▶ What is being asked: From the entries below, copy every line holding the word "keuzelijsten".

Dataset records:
|---|

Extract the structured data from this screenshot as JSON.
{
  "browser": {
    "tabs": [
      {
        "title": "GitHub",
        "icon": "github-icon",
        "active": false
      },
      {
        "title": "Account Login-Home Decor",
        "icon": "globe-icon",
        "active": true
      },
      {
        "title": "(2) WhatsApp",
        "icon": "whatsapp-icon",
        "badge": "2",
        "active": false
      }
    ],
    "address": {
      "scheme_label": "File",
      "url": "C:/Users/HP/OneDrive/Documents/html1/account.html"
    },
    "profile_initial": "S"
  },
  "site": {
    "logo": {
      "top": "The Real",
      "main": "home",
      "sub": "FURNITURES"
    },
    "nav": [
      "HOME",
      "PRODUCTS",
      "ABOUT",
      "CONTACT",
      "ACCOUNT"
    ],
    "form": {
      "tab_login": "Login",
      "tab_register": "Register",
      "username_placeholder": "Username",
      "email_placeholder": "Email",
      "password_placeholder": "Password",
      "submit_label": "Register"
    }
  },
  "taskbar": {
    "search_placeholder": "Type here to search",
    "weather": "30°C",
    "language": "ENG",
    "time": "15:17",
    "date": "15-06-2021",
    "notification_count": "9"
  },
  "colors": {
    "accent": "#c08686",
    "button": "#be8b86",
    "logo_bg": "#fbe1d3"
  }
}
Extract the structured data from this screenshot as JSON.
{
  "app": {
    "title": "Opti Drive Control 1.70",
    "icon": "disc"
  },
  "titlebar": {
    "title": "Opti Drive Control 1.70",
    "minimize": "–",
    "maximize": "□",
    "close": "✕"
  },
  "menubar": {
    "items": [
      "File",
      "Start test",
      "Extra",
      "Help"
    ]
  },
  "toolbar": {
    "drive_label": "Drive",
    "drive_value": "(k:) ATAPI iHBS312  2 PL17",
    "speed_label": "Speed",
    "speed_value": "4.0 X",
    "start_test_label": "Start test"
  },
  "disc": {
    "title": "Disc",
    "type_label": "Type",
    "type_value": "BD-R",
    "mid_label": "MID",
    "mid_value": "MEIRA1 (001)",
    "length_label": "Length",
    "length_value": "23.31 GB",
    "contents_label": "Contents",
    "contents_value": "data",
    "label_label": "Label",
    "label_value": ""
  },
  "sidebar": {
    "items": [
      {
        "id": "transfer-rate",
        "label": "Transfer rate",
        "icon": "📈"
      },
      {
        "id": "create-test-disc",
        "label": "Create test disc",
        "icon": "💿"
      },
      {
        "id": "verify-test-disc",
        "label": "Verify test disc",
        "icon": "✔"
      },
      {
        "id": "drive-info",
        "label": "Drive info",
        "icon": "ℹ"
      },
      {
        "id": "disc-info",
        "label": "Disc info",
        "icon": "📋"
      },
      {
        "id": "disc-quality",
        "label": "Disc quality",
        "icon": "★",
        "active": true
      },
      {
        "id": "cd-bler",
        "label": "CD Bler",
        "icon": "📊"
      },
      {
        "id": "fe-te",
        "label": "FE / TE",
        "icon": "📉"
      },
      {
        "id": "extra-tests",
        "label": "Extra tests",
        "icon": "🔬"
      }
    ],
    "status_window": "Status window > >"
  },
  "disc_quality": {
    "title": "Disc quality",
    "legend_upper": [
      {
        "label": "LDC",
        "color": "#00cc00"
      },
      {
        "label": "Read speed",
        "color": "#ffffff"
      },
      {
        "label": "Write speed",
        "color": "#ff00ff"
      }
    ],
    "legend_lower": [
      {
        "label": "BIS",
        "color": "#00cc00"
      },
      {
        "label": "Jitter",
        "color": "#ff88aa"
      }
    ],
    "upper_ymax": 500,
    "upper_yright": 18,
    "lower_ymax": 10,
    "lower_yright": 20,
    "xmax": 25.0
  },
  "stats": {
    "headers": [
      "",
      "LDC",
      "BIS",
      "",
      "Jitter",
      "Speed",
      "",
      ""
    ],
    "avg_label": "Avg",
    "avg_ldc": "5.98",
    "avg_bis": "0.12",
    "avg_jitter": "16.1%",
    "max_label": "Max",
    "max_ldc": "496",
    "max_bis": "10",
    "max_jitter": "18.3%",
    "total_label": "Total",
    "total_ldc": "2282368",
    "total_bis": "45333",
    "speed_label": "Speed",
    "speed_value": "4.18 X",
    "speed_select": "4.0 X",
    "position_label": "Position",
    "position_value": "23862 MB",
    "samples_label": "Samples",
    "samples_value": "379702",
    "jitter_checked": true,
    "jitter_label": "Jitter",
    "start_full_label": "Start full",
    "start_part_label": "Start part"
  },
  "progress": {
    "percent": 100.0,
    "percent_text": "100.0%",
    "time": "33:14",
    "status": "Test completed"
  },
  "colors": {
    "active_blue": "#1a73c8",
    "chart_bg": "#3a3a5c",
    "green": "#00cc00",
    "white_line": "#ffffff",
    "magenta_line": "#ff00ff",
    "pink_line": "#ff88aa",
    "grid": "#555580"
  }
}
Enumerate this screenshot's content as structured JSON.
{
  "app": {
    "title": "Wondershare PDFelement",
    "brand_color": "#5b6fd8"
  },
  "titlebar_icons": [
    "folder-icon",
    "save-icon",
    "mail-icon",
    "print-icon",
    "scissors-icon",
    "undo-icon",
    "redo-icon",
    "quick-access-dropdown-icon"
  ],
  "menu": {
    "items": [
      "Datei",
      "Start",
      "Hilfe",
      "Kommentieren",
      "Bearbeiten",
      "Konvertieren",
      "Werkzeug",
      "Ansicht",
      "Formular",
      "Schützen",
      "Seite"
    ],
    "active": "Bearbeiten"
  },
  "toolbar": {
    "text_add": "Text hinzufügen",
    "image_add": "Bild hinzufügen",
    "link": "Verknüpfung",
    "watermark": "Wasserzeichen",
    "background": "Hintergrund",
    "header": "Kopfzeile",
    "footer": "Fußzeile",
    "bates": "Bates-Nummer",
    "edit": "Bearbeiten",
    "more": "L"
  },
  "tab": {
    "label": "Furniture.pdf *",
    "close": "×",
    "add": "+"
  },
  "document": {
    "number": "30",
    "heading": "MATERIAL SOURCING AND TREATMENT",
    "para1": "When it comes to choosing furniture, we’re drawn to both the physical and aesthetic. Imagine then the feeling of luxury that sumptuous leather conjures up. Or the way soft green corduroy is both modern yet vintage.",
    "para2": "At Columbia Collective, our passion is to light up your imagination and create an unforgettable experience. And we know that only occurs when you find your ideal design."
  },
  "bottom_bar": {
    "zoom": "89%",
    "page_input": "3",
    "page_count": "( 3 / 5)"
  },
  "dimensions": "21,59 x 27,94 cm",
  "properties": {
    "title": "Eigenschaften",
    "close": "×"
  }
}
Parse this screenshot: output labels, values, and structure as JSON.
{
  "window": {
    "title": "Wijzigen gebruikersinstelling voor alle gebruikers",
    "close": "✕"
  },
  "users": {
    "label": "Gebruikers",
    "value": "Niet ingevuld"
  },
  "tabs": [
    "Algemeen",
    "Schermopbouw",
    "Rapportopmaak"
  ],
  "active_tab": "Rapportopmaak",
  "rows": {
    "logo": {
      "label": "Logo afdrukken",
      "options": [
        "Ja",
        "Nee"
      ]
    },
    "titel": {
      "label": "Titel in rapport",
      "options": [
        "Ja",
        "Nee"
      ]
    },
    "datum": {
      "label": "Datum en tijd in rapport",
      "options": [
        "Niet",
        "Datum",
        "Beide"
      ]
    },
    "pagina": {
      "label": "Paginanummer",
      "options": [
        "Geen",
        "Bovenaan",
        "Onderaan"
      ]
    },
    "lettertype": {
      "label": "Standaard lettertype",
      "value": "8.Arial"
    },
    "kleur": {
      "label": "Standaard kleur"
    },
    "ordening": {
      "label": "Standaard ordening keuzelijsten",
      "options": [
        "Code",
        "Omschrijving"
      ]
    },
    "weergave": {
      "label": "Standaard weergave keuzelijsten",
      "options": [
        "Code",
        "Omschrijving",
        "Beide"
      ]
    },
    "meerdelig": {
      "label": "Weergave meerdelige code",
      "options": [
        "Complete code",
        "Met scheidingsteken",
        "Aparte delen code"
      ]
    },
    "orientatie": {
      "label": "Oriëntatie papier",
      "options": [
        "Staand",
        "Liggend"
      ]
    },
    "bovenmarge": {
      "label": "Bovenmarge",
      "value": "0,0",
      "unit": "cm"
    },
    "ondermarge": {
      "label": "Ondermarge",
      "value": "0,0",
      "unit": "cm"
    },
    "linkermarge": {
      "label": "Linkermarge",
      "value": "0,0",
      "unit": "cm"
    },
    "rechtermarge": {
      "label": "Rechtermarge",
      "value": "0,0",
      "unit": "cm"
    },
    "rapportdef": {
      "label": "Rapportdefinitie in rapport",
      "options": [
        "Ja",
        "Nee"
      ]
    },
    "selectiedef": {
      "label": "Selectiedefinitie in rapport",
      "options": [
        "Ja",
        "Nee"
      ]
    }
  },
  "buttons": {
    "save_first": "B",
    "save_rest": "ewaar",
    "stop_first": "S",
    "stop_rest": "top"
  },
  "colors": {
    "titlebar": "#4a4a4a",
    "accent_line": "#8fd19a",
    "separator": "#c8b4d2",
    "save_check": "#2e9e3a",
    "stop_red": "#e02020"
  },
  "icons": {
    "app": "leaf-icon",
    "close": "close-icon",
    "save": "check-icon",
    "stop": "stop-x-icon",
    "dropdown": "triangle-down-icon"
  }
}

|---|

▶ Response:
      "label": "Standaard ordening keuzelijsten",
      "label": "Standaard weergave keuzelijsten",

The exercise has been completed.